**Written instruction:** Output exactly, please, the lines of the records below from the one containing "Give me a plain-text" through the final line.

**Data shown:**
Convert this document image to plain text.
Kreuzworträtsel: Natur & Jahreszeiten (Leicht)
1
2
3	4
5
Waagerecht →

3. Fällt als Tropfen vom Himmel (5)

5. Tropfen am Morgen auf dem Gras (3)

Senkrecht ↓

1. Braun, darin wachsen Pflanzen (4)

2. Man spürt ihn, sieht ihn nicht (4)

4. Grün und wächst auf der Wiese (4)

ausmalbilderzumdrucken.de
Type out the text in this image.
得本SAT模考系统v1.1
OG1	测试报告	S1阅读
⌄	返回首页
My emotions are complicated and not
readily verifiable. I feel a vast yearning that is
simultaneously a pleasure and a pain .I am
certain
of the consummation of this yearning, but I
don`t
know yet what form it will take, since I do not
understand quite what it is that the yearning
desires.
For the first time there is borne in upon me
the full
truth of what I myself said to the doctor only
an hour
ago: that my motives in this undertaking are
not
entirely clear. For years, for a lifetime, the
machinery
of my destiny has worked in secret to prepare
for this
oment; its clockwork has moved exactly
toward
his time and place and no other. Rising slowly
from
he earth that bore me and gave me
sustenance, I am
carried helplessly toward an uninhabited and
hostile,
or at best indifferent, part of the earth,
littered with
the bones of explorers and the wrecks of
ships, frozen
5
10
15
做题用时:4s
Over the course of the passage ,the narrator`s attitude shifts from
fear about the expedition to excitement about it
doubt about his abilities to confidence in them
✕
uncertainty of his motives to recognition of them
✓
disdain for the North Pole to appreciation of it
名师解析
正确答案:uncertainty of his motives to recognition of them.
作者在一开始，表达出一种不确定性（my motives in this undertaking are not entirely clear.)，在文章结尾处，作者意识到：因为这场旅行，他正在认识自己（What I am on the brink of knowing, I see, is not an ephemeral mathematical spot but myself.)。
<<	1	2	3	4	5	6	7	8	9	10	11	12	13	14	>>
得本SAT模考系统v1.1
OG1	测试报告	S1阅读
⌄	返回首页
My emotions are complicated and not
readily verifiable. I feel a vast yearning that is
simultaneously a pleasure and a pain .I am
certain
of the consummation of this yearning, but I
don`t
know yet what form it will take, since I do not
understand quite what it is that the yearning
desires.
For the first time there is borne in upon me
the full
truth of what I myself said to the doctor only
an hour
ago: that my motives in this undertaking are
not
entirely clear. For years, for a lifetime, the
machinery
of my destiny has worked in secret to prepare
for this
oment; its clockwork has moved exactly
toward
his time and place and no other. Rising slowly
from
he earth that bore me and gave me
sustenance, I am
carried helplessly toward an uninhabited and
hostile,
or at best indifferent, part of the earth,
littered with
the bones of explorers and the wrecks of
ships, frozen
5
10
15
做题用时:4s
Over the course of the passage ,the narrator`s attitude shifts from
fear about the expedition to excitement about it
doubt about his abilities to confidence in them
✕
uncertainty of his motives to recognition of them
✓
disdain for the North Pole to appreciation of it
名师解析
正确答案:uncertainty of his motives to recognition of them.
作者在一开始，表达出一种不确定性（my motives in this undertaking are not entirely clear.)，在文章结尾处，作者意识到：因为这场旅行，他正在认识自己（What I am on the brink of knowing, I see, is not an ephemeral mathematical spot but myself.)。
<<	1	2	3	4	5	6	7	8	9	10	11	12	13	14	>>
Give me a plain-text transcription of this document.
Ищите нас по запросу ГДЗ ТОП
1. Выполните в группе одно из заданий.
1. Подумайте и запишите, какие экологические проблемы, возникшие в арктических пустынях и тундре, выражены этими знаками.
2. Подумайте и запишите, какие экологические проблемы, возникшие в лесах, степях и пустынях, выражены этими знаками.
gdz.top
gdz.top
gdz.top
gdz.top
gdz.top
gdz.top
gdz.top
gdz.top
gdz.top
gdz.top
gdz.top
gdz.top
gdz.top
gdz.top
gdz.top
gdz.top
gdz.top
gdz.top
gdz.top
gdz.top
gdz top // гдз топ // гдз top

**Result of this task:**
Give me a plain-text transcription of this document.
Ищите нас по запросу ГДЗ ТОП
1. Выполните в группе одно из заданий.
1. Подумайте и запишите, какие экологические проблемы, возникшие в арктических пустынях и тундре, выражены этими знаками.
2. Подумайте и запишите, какие экологические проблемы, возникшие в лесах, степях и пустынях, выражены этими знаками.
gdz.top
gdz.top
gdz.top
gdz.top
gdz.top
gdz.top
gdz.top
gdz.top
gdz.top
gdz.top
gdz.top
gdz.top
gdz.top
gdz.top
gdz.top
gdz.top
gdz.top
gdz.top
gdz.top
gdz.top
gdz top // гдз топ // гдз top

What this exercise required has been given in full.